* start *
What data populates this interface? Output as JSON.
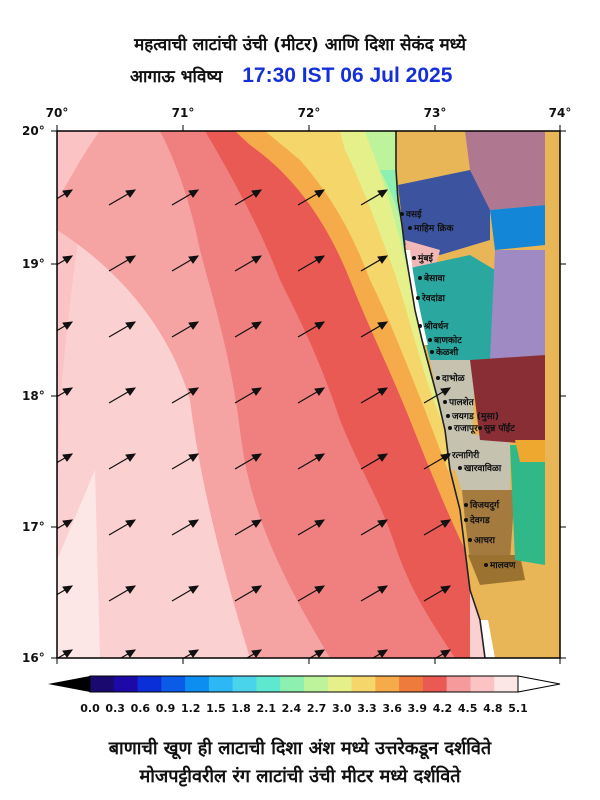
{
  "header": {
    "title_line1": "महत्वाची लाटांची उंची (मीटर) आणि दिशा सेकंद मध्ये",
    "title_line2_prefix": "आगाऊ भविष्य",
    "datetime": "17:30 IST 06 Jul 2025"
  },
  "axes": {
    "lon_labels": [
      "70°",
      "71°",
      "72°",
      "73°",
      "74°"
    ],
    "lat_labels": [
      "20°",
      "19°",
      "18°",
      "17°",
      "16°"
    ]
  },
  "colorbar": {
    "ticks": [
      "0.0",
      "0.3",
      "0.6",
      "0.9",
      "1.2",
      "1.5",
      "1.8",
      "2.1",
      "2.4",
      "2.7",
      "3.0",
      "3.3",
      "3.6",
      "3.9",
      "4.2",
      "4.5",
      "4.8",
      "5.1"
    ],
    "colors": [
      "#1a0a70",
      "#1d08a8",
      "#0a2fd8",
      "#0a5ce6",
      "#0b8ef0",
      "#2db8f5",
      "#4ad4ec",
      "#5ee8d0",
      "#8ef0b0",
      "#bdf39a",
      "#e6f08a",
      "#f5d66b",
      "#f6ab4a",
      "#ee7a3c",
      "#ea5a55",
      "#f59b9b",
      "#fbc3c3",
      "#fde6e6"
    ]
  },
  "places": [
    "वसई",
    "माहिम क्रिक",
    "मुंबई",
    "बेसावा",
    "रेवदांडा",
    "श्रीवर्धन",
    "बाणकोट",
    "केळशी",
    "दाभोळ",
    "पालशेत",
    "जयगड (मुसा)",
    "राजापूर",
    "सुन्न पॉईंट",
    "रत्नागिरी",
    "खारवाविळा",
    "विजयदुर्ग",
    "देवगड",
    "आचरा",
    "मालवण"
  ],
  "footer": {
    "line1": "बाणाची खूण ही लाटाची दिशा अंश मध्ये उत्तरेकडून दर्शविते",
    "line2": "मोजपट्टीवरील रंग लाटांची उंची मीटर मध्ये दर्शविते"
  }
}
* end *
**What you will do**. Retype the whole listing, keeping every line identical and omitting all pictures.

**Task result**.
What data populates this interface? Output as JSON.
{
  "header": {
    "title_line1": "महत्वाची लाटांची उंची (मीटर) आणि दिशा सेकंद मध्ये",
    "title_line2_prefix": "आगाऊ भविष्य",
    "datetime": "17:30 IST 06 Jul 2025"
  },
  "axes": {
    "lon_labels": [
      "70°",
      "71°",
      "72°",
      "73°",
      "74°"
    ],
    "lat_labels": [
      "20°",
      "19°",
      "18°",
      "17°",
      "16°"
    ]
  },
  "colorbar": {
    "ticks": [
      "0.0",
      "0.3",
      "0.6",
      "0.9",
      "1.2",
      "1.5",
      "1.8",
      "2.1",
      "2.4",
      "2.7",
      "3.0",
      "3.3",
      "3.6",
      "3.9",
      "4.2",
      "4.5",
      "4.8",
      "5.1"
    ],
    "colors": [
      "#1a0a70",
      "#1d08a8",
      "#0a2fd8",
      "#0a5ce6",
      "#0b8ef0",
      "#2db8f5",
      "#4ad4ec",
      "#5ee8d0",
      "#8ef0b0",
      "#bdf39a",
      "#e6f08a",
      "#f5d66b",
      "#f6ab4a",
      "#ee7a3c",
      "#ea5a55",
      "#f59b9b",
      "#fbc3c3",
      "#fde6e6"
    ]
  },
  "places": [
    "वसई",
    "माहिम क्रिक",
    "मुंबई",
    "बेसावा",
    "रेवदांडा",
    "श्रीवर्धन",
    "बाणकोट",
    "केळशी",
    "दाभोळ",
    "पालशेत",
    "जयगड (मुसा)",
    "राजापूर",
    "सुन्न पॉईंट",
    "रत्नागिरी",
    "खारवाविळा",
    "विजयदुर्ग",
    "देवगड",
    "आचरा",
    "मालवण"
  ],
  "footer": {
    "line1": "बाणाची खूण ही लाटाची दिशा अंश मध्ये उत्तरेकडून दर्शविते",
    "line2": "मोजपट्टीवरील रंग लाटांची उंची मीटर मध्ये दर्शविते"
  }
}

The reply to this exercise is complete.